[Rows from a figure dataset]
-- Start --
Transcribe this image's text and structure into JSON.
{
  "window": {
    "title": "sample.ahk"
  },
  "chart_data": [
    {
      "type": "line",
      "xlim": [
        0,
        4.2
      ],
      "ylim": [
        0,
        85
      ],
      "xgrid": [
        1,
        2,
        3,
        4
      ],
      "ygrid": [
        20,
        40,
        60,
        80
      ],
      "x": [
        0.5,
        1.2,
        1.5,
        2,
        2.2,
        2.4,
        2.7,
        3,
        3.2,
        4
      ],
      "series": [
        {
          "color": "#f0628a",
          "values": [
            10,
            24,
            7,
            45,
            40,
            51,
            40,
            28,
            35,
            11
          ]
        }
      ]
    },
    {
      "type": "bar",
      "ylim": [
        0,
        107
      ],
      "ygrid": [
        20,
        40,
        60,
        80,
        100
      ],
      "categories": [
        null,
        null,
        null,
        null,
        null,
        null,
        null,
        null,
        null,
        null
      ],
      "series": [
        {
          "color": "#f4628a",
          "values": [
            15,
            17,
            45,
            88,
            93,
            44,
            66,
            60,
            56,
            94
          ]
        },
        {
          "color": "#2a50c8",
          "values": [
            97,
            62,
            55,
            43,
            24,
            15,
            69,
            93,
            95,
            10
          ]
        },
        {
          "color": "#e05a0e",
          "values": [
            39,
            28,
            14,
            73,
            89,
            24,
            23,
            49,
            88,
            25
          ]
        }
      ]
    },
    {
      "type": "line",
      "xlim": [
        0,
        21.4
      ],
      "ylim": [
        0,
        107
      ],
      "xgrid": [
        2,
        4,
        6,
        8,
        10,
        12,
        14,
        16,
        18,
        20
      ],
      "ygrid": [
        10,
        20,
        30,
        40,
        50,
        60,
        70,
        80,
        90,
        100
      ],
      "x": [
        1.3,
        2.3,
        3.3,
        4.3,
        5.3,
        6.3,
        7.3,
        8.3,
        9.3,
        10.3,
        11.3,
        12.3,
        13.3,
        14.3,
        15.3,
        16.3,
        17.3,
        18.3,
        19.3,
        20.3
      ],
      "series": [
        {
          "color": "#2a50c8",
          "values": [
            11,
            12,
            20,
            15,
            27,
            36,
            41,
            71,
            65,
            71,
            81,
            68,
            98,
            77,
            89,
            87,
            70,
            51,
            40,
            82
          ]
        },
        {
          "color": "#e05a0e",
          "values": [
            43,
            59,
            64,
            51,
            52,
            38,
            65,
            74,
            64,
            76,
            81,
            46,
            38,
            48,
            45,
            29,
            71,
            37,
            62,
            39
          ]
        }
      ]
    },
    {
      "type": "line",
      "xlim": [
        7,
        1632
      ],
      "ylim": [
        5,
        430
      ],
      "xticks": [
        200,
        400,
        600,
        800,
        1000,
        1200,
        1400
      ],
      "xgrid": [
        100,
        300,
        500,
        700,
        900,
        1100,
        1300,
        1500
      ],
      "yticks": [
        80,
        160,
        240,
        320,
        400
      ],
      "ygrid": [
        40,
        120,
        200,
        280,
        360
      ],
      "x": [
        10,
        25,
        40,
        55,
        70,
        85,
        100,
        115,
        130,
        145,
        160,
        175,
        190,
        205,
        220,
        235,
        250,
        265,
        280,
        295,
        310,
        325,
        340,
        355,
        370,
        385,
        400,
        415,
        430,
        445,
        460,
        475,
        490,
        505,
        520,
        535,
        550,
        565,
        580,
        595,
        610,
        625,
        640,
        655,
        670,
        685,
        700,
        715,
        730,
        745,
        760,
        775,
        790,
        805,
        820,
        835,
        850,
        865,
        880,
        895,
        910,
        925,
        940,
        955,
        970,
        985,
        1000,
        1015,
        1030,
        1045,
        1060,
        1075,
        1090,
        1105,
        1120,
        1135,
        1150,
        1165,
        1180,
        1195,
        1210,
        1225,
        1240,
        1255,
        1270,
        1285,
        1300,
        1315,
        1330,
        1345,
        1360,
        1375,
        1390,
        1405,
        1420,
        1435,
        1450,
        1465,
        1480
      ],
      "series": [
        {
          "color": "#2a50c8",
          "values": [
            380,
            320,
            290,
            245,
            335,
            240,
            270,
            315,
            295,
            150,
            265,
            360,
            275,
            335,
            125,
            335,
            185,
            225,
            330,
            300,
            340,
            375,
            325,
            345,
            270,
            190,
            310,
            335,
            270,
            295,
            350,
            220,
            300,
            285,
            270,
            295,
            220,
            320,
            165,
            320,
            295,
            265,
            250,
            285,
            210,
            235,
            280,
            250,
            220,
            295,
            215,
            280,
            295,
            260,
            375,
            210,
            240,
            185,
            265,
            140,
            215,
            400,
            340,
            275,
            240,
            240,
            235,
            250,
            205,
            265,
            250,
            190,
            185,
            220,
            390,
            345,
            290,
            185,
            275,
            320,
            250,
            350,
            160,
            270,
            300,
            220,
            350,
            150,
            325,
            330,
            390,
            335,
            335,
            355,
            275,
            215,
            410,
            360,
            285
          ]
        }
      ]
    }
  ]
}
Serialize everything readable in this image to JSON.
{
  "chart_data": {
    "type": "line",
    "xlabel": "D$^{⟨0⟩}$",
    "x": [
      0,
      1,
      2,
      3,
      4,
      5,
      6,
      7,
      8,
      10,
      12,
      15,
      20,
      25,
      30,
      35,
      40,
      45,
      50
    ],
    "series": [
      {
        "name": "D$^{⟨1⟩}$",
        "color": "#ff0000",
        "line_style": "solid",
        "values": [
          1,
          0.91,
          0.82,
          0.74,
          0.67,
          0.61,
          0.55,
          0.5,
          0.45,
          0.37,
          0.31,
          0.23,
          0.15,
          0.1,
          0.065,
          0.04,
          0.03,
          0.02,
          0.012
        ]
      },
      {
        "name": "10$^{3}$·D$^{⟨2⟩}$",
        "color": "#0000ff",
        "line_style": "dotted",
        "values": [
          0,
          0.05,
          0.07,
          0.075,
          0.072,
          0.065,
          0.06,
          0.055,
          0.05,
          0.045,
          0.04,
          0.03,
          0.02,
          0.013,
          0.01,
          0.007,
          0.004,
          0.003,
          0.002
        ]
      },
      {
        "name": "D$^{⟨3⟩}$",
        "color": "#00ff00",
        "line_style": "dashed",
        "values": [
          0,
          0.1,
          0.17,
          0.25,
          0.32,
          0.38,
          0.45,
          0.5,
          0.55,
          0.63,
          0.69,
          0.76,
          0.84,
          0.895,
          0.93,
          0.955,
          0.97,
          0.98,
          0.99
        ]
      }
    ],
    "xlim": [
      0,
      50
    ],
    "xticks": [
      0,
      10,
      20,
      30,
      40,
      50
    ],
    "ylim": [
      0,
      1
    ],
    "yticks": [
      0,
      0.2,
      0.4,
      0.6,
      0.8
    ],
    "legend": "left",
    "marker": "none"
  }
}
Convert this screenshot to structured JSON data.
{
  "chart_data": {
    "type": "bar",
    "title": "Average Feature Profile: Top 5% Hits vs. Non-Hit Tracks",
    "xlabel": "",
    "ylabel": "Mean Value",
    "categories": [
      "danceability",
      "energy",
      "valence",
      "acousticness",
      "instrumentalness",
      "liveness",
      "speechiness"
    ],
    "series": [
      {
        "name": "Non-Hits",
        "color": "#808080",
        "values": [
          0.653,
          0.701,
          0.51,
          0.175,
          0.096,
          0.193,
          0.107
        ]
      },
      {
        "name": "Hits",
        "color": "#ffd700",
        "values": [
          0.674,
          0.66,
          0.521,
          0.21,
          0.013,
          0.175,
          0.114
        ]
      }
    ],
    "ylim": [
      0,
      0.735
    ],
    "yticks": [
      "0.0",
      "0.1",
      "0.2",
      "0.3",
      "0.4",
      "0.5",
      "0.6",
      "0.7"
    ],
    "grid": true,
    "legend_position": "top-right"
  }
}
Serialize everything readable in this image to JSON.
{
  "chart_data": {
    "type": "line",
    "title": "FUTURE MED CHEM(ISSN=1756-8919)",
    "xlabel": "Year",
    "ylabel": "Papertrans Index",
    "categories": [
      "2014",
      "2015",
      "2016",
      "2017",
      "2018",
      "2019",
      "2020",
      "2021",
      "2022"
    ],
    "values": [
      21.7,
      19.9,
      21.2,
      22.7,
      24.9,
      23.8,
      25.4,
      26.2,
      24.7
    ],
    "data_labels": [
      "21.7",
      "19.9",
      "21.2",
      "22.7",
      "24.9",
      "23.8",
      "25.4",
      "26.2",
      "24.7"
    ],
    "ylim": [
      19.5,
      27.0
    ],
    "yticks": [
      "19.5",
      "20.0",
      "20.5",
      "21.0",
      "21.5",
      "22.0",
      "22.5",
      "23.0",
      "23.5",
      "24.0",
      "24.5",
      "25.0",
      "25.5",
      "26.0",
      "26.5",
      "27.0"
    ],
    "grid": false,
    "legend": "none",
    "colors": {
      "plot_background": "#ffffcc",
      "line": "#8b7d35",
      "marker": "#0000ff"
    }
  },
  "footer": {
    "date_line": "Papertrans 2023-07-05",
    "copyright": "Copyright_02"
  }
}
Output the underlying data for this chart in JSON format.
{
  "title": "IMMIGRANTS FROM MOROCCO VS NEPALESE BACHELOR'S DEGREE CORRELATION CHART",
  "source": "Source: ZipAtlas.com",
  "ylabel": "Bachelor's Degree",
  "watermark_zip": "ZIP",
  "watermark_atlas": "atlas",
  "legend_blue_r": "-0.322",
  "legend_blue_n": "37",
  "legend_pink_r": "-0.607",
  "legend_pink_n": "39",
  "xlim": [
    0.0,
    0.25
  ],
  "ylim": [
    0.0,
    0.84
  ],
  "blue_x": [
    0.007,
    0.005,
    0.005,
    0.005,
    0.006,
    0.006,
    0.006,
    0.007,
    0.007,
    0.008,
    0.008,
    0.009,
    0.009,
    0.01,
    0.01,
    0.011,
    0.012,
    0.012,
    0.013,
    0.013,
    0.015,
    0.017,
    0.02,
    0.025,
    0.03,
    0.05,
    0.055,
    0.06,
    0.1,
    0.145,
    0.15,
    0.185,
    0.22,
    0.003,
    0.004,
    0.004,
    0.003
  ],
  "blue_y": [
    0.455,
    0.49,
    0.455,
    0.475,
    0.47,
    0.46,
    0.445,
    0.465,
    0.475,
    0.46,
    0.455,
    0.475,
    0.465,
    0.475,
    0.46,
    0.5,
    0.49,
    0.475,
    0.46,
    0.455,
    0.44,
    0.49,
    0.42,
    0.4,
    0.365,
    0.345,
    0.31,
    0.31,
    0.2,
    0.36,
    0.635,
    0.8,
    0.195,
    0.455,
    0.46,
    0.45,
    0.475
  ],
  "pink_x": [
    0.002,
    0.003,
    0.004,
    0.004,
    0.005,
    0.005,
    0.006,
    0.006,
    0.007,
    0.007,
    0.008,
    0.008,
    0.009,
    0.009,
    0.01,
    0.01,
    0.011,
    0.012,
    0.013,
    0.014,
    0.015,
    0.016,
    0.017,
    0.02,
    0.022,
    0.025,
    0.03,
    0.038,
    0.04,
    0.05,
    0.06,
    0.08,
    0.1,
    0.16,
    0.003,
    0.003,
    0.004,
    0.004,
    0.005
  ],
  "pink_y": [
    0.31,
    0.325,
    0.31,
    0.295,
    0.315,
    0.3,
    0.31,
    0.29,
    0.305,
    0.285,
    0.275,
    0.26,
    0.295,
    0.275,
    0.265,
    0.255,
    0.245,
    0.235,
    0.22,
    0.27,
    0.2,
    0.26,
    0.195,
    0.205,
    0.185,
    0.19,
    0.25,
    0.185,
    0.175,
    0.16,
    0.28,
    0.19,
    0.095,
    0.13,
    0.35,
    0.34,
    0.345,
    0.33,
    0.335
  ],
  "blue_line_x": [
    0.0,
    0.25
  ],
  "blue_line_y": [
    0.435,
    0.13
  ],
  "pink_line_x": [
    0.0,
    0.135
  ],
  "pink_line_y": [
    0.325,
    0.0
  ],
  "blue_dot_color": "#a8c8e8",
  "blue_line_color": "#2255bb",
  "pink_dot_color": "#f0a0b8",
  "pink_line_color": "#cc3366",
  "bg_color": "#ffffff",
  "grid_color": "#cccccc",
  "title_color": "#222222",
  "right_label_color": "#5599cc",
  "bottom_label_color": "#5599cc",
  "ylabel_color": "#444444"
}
-- End --
● Aim:
Among these entries, how many lines include the string "JSON"? Reply with the number by itself.

● Completed task:
5